▶ _TASK GOAL_
Print each of the entries exactly, leaving nothing out.

▶ _RECORDS FOR THIS TASK_

+++++

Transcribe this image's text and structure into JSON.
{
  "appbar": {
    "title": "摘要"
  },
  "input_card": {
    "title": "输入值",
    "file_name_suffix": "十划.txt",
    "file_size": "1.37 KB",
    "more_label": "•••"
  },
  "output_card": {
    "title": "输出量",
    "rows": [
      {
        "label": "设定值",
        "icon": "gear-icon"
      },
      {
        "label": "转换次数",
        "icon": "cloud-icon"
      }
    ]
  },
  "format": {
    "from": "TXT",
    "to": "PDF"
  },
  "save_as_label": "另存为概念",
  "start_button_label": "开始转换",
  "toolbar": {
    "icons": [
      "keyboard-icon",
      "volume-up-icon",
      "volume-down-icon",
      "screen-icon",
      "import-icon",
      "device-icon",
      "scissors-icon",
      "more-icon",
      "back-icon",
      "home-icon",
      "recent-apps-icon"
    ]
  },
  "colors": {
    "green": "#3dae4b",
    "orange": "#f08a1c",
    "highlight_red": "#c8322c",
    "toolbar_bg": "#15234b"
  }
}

+++++

▶ _OUTPUT FOR THIS TASK_
Transcribe this image's text and structure into JSON.
{
  "appbar": {
    "title": "摘要"
  },
  "input_card": {
    "title": "输入值",
    "file_name_suffix": "十划.txt",
    "file_size": "1.37 KB",
    "more_label": "•••"
  },
  "output_card": {
    "title": "输出量",
    "rows": [
      {
        "label": "设定值",
        "icon": "gear-icon"
      },
      {
        "label": "转换次数",
        "icon": "cloud-icon"
      }
    ]
  },
  "format": {
    "from": "TXT",
    "to": "PDF"
  },
  "save_as_label": "另存为概念",
  "start_button_label": "开始转换",
  "toolbar": {
    "icons": [
      "keyboard-icon",
      "volume-up-icon",
      "volume-down-icon",
      "screen-icon",
      "import-icon",
      "device-icon",
      "scissors-icon",
      "more-icon",
      "back-icon",
      "home-icon",
      "recent-apps-icon"
    ]
  },
  "colors": {
    "green": "#3dae4b",
    "orange": "#f08a1c",
    "highlight_red": "#c8322c",
    "toolbar_bg": "#15234b"
  }
}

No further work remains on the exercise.